• Exercise goal
Scan the data below. Pull out each line where "insuffisant" occurs.

——————

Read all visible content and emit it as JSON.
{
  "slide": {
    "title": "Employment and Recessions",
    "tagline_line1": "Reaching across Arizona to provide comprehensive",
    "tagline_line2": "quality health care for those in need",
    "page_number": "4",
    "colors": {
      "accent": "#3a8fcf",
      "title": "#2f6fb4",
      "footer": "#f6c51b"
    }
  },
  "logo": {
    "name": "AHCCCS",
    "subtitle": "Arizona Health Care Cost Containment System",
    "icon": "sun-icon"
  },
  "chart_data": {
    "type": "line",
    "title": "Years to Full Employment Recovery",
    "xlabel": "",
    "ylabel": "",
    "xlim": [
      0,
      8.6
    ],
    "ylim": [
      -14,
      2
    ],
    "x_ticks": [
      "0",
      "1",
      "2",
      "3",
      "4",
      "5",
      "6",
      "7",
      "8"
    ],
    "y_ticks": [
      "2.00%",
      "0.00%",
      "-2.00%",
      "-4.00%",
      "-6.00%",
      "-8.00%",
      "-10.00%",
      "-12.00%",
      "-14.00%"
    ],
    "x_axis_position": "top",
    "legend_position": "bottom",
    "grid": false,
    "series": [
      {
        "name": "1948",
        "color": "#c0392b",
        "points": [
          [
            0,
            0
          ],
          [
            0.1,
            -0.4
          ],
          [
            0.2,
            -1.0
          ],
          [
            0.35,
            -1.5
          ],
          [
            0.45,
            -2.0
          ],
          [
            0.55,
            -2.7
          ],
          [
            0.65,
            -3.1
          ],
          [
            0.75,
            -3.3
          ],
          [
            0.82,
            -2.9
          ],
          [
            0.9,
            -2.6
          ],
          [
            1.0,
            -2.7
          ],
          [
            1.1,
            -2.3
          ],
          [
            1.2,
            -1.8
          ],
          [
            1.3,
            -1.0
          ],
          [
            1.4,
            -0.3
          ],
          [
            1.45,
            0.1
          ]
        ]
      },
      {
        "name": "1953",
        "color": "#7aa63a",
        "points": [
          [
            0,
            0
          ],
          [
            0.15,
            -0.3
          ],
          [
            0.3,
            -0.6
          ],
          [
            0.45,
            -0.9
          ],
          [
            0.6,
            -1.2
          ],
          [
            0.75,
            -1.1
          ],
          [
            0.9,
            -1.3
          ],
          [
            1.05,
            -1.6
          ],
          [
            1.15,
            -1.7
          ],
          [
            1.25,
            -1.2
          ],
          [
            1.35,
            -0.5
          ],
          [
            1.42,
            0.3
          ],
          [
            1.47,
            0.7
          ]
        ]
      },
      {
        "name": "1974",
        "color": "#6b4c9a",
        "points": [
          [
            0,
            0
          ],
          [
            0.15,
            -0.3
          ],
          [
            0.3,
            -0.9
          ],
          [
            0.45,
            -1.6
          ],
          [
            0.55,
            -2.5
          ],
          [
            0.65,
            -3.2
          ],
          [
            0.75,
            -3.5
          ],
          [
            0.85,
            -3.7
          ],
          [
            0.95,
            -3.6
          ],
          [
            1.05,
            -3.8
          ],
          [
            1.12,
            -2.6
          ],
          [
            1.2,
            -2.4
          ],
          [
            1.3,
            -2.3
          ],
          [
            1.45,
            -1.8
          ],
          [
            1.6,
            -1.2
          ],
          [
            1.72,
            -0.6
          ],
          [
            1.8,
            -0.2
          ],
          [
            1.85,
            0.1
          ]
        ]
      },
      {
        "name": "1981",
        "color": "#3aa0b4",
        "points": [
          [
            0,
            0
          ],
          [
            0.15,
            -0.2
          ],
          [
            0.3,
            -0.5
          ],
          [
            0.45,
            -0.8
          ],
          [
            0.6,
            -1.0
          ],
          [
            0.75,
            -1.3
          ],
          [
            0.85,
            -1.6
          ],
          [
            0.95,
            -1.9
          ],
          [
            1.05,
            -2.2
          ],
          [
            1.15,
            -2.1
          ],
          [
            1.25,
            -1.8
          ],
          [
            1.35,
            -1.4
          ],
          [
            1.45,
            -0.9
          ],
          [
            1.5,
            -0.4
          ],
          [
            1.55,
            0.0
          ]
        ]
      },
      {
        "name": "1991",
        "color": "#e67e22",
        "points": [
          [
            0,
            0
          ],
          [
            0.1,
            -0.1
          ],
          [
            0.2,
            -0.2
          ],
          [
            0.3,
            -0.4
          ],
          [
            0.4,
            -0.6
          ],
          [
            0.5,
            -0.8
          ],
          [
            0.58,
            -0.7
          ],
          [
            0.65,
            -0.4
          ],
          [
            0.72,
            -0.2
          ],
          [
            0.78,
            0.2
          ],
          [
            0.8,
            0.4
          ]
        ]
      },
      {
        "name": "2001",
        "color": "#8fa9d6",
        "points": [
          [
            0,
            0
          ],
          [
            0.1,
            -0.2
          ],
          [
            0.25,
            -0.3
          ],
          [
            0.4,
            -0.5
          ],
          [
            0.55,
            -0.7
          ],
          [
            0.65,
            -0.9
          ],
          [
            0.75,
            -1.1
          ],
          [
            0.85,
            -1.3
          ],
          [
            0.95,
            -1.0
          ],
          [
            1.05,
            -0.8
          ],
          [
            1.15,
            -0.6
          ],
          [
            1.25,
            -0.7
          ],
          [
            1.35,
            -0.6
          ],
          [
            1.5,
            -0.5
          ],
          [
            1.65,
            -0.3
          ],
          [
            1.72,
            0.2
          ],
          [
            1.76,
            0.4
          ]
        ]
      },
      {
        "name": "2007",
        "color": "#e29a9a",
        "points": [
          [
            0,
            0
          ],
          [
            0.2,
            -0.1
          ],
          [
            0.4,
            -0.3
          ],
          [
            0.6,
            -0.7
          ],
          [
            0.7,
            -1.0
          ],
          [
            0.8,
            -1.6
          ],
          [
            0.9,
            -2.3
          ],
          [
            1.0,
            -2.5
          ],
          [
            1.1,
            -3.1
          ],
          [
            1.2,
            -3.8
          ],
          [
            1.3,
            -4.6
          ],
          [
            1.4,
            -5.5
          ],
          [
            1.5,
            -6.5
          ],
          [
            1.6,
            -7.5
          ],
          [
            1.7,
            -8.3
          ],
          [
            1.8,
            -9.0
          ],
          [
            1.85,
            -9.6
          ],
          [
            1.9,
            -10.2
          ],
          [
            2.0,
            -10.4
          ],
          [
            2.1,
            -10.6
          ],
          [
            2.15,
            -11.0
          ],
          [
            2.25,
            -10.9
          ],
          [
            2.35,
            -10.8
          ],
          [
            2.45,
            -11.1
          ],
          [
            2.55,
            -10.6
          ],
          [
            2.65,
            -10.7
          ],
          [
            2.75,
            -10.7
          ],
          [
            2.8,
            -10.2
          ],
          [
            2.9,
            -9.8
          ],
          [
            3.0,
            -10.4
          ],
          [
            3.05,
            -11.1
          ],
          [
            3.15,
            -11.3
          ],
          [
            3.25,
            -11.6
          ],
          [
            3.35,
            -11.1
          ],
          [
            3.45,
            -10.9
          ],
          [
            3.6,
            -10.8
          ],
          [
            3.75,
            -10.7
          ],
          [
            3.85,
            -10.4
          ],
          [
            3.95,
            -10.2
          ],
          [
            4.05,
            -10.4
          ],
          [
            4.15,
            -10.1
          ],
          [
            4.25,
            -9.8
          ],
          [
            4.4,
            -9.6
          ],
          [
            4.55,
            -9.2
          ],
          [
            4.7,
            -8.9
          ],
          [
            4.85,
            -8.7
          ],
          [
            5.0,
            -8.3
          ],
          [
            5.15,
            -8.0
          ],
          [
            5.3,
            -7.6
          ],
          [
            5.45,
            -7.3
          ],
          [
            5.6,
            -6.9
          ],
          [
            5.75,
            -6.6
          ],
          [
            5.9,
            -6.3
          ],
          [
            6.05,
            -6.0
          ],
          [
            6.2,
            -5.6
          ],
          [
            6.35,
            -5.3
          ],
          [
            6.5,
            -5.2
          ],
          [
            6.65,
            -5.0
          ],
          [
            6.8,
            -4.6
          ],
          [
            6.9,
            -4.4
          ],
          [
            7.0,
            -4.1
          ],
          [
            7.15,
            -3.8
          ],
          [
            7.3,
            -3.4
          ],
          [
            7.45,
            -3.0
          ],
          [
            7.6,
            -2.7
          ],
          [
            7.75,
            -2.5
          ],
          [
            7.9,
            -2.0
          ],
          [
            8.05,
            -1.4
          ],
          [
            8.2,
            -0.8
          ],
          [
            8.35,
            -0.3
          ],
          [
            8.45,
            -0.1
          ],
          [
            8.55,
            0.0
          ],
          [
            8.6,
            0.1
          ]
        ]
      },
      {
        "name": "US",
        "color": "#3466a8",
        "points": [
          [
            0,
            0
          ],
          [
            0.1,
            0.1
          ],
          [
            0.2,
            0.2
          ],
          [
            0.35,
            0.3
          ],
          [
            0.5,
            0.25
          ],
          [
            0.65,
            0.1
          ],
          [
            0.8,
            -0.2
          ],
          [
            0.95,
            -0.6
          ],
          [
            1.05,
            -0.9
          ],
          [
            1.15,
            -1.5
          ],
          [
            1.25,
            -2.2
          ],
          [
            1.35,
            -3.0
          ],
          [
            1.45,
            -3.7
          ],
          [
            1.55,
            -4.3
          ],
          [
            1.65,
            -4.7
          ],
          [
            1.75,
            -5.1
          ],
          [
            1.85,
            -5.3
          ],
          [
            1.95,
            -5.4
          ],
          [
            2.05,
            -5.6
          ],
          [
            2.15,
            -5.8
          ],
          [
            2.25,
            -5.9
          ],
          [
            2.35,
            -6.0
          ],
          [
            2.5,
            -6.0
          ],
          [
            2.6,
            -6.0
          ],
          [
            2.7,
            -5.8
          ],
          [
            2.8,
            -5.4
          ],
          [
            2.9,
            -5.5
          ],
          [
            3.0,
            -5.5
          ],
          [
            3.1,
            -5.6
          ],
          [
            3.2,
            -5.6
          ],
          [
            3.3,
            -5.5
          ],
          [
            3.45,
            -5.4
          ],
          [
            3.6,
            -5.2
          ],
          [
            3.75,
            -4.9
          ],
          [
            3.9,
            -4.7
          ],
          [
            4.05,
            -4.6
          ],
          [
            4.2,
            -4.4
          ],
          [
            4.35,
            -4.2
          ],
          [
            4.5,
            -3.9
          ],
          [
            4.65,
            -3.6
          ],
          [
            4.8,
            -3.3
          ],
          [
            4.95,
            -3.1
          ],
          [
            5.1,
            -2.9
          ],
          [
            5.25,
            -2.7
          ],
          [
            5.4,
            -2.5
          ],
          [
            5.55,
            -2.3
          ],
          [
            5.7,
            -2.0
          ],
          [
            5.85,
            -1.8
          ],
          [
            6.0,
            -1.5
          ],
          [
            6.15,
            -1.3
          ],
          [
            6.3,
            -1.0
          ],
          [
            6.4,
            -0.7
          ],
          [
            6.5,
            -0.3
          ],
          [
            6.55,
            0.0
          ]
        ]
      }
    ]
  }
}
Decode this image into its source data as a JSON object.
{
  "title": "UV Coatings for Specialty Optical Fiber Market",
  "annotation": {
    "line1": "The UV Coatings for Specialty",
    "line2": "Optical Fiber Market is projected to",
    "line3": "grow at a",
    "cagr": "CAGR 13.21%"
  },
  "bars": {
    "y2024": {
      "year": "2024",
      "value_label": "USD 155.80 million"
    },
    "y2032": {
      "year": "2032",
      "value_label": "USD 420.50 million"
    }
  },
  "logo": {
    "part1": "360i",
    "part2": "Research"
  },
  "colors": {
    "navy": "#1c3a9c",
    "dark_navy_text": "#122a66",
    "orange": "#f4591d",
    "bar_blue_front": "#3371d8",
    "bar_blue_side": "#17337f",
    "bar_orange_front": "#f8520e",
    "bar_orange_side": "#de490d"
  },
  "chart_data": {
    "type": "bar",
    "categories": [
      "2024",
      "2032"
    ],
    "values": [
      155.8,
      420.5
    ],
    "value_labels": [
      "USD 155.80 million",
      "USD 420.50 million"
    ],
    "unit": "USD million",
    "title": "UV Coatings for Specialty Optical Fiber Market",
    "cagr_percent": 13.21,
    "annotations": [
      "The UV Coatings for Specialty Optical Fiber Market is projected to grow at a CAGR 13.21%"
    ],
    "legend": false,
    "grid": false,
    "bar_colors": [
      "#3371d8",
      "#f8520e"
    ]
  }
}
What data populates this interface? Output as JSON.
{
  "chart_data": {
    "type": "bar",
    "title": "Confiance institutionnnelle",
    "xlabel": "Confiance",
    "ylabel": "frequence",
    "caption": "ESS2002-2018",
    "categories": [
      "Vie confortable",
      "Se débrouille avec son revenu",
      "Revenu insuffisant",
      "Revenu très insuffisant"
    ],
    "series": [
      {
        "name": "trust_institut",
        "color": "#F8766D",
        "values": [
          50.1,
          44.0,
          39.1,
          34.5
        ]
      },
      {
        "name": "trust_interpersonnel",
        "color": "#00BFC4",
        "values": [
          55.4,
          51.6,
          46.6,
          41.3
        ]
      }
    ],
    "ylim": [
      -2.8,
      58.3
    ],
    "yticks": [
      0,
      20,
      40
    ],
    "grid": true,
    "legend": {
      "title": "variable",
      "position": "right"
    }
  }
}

——————

• Exercise output
      "Revenu insuffisant",
      "Revenu très insuffisant"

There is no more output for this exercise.